Records

------------------------------------------------------------

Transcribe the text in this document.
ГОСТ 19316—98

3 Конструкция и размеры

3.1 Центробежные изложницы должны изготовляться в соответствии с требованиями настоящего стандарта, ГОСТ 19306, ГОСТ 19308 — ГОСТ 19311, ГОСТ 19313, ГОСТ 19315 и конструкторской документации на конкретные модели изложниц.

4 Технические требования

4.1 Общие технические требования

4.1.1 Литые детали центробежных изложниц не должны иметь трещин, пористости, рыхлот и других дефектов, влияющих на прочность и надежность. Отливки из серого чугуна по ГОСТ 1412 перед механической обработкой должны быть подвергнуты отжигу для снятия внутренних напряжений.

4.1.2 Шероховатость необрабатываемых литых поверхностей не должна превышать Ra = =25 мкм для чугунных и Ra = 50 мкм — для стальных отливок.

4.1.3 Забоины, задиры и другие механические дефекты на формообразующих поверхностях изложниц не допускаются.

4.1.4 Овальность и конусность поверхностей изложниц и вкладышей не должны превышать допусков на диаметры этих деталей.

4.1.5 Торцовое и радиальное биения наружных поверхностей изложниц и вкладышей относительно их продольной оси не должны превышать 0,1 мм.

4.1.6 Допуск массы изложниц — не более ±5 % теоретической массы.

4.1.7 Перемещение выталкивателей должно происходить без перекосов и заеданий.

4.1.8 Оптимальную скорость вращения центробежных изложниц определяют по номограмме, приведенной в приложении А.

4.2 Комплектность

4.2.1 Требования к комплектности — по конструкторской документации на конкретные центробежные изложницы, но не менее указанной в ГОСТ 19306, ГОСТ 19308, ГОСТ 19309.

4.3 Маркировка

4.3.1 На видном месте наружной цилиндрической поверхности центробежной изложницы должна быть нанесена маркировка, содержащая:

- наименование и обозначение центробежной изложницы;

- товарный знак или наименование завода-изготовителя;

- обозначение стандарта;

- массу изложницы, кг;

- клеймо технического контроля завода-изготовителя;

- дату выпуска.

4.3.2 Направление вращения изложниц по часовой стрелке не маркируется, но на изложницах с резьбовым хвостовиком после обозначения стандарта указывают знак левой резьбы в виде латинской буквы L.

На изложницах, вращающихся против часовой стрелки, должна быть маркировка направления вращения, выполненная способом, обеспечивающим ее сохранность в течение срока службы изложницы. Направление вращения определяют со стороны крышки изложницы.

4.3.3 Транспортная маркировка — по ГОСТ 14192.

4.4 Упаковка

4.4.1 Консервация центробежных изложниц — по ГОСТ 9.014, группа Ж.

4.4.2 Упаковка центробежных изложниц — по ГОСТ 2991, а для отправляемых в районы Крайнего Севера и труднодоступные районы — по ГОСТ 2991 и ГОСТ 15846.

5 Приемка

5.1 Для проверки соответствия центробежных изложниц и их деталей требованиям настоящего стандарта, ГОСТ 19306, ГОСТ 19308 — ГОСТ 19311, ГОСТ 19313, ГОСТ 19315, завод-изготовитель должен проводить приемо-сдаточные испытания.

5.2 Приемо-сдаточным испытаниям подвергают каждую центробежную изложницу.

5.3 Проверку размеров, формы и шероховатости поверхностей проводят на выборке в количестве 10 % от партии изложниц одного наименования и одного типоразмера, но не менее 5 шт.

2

------------------------------------------------------------

▶ [What this task involves]: Every entry in the listing must be retyped exactly.

▶ [Output below]:
Transcribe the text in this document.
ГОСТ 19316—98

3 Конструкция и размеры

3.1 Центробежные изложницы должны изготовляться в соответствии с требованиями настоящего стандарта, ГОСТ 19306, ГОСТ 19308 — ГОСТ 19311, ГОСТ 19313, ГОСТ 19315 и конструкторской документации на конкретные модели изложниц.

4 Технические требования

4.1 Общие технические требования

4.1.1 Литые детали центробежных изложниц не должны иметь трещин, пористости, рыхлот и других дефектов, влияющих на прочность и надежность. Отливки из серого чугуна по ГОСТ 1412 перед механической обработкой должны быть подвергнуты отжигу для снятия внутренних напряжений.

4.1.2 Шероховатость необрабатываемых литых поверхностей не должна превышать Ra = =25 мкм для чугунных и Ra = 50 мкм — для стальных отливок.

4.1.3 Забоины, задиры и другие механические дефекты на формообразующих поверхностях изложниц не допускаются.

4.1.4 Овальность и конусность поверхностей изложниц и вкладышей не должны превышать допусков на диаметры этих деталей.

4.1.5 Торцовое и радиальное биения наружных поверхностей изложниц и вкладышей относительно их продольной оси не должны превышать 0,1 мм.

4.1.6 Допуск массы изложниц — не более ±5 % теоретической массы.

4.1.7 Перемещение выталкивателей должно происходить без перекосов и заеданий.

4.1.8 Оптимальную скорость вращения центробежных изложниц определяют по номограмме, приведенной в приложении А.

4.2 Комплектность

4.2.1 Требования к комплектности — по конструкторской документации на конкретные центробежные изложницы, но не менее указанной в ГОСТ 19306, ГОСТ 19308, ГОСТ 19309.

4.3 Маркировка

4.3.1 На видном месте наружной цилиндрической поверхности центробежной изложницы должна быть нанесена маркировка, содержащая:

- наименование и обозначение центробежной изложницы;

- товарный знак или наименование завода-изготовителя;

- обозначение стандарта;

- массу изложницы, кг;

- клеймо технического контроля завода-изготовителя;

- дату выпуска.

4.3.2 Направление вращения изложниц по часовой стрелке не маркируется, но на изложницах с резьбовым хвостовиком после обозначения стандарта указывают знак левой резьбы в виде латинской буквы L.

На изложницах, вращающихся против часовой стрелки, должна быть маркировка направления вращения, выполненная способом, обеспечивающим ее сохранность в течение срока службы изложницы. Направление вращения определяют со стороны крышки изложницы.

4.3.3 Транспортная маркировка — по ГОСТ 14192.

4.4 Упаковка

4.4.1 Консервация центробежных изложниц — по ГОСТ 9.014, группа Ж.

4.4.2 Упаковка центробежных изложниц — по ГОСТ 2991, а для отправляемых в районы Крайнего Севера и труднодоступные районы — по ГОСТ 2991 и ГОСТ 15846.

5 Приемка

5.1 Для проверки соответствия центробежных изложниц и их деталей требованиям настоящего стандарта, ГОСТ 19306, ГОСТ 19308 — ГОСТ 19311, ГОСТ 19313, ГОСТ 19315, завод-изготовитель должен проводить приемо-сдаточные испытания.

5.2 Приемо-сдаточным испытаниям подвергают каждую центробежную изложницу.

5.3 Проверку размеров, формы и шероховатости поверхностей проводят на выборке в количестве 10 % от партии изложниц одного наименования и одного типоразмера, но не менее 5 шт.

2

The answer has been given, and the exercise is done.